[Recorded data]
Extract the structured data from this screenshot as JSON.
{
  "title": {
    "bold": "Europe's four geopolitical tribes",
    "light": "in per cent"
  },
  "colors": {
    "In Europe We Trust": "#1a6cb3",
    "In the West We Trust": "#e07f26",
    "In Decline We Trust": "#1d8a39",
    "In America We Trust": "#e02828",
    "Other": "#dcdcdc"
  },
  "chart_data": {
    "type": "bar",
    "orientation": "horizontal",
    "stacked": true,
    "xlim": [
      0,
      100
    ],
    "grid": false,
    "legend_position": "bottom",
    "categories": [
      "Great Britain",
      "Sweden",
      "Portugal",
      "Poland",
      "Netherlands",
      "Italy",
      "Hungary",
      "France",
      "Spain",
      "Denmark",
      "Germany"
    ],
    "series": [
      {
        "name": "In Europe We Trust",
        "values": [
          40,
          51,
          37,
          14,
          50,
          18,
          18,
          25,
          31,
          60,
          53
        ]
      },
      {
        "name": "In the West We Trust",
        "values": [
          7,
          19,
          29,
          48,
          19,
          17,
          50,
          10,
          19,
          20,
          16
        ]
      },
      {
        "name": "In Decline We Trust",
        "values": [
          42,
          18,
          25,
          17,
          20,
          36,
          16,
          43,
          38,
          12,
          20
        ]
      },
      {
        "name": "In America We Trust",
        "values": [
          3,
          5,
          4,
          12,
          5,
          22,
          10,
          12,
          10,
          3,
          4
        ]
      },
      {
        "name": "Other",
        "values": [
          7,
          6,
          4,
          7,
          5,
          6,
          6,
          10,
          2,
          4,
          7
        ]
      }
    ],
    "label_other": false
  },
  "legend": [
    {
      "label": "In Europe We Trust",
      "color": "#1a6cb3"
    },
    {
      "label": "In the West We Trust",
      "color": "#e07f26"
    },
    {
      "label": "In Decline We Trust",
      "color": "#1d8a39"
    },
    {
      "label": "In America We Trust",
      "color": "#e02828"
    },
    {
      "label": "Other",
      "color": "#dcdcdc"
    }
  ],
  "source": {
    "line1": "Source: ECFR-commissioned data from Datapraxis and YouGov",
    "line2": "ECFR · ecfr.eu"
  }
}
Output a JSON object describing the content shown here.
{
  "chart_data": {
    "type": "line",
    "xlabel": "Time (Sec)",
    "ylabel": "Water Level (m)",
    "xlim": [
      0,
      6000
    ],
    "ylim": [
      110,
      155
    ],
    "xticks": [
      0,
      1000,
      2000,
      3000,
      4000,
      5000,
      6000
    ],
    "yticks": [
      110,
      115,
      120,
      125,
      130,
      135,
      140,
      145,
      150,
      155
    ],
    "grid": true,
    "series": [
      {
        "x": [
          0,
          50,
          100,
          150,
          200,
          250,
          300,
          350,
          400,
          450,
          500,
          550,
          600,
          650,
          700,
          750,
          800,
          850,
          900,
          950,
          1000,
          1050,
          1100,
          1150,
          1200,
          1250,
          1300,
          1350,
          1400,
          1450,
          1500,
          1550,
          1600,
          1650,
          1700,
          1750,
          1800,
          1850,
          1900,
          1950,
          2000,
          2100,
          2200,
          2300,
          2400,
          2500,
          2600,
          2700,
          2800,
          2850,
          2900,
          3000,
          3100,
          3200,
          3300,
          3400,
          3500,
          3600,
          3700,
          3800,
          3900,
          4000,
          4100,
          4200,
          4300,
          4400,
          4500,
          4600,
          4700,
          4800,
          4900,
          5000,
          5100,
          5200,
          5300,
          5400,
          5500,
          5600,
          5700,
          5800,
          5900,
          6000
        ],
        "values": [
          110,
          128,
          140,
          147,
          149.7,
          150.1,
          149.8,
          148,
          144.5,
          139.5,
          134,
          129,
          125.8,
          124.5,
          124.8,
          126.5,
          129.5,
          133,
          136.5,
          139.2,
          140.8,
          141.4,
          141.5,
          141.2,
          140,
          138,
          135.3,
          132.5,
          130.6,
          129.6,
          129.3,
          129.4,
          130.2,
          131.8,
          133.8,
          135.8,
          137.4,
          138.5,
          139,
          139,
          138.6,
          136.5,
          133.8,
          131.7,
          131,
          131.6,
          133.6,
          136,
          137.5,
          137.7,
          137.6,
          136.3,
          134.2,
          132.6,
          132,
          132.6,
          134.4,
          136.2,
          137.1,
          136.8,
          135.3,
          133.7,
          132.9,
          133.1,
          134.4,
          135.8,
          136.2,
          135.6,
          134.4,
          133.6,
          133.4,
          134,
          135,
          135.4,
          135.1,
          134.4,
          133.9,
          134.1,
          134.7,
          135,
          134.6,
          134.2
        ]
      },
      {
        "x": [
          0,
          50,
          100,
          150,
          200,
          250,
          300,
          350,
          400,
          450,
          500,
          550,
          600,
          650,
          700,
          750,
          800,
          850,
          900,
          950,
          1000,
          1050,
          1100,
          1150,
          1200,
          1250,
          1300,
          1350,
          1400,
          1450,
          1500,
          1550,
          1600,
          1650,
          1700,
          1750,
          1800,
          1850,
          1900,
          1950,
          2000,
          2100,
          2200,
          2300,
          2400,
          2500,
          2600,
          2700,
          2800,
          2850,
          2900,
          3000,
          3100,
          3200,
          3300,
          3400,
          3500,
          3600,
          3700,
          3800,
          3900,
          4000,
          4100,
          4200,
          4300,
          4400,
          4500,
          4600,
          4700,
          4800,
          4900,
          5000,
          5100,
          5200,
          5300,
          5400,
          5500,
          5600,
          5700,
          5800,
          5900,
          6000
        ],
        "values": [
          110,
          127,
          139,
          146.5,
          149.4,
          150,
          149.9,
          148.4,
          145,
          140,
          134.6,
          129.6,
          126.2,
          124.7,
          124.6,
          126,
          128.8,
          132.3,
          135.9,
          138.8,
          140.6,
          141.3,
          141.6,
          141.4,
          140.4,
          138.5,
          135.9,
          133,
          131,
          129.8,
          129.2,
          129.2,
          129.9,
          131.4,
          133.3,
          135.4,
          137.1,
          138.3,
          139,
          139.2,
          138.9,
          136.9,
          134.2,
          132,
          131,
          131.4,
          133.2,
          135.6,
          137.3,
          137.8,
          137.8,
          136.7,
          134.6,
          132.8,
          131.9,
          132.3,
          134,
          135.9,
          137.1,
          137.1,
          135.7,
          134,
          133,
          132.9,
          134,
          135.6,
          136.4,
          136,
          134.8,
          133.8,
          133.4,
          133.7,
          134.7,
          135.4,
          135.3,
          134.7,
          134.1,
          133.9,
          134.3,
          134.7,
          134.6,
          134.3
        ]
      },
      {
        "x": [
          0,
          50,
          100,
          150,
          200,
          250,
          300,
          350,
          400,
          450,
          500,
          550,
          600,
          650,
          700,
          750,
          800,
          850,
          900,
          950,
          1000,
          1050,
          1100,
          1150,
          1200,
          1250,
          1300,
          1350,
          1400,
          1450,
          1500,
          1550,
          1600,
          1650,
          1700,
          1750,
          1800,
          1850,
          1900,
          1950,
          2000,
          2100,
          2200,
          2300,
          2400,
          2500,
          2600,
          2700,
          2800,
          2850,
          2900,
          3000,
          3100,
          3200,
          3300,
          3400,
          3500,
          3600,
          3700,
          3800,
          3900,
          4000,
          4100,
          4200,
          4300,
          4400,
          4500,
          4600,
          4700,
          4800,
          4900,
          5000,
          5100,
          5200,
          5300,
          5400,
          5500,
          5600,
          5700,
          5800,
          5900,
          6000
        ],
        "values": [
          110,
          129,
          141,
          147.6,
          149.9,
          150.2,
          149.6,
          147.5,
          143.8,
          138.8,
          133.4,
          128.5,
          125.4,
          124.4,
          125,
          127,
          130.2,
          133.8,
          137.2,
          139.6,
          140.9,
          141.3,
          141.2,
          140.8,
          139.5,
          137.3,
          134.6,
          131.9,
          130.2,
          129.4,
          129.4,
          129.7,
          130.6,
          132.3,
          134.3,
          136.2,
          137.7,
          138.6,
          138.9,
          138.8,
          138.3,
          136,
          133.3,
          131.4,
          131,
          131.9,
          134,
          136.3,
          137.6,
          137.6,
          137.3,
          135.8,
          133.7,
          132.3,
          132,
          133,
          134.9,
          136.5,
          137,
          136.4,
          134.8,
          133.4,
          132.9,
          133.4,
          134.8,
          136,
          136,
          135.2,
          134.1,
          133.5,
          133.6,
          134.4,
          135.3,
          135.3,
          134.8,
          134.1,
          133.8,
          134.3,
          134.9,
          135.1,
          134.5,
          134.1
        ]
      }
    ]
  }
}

### YOUR OBJECTIVE
Extract every line of the records above that contains the word "West".

### SOLUTION TO THE EXERCISE
    "In the West We Trust": "#e07f26",
        "name": "In the West We Trust",
      "label": "In the West We Trust",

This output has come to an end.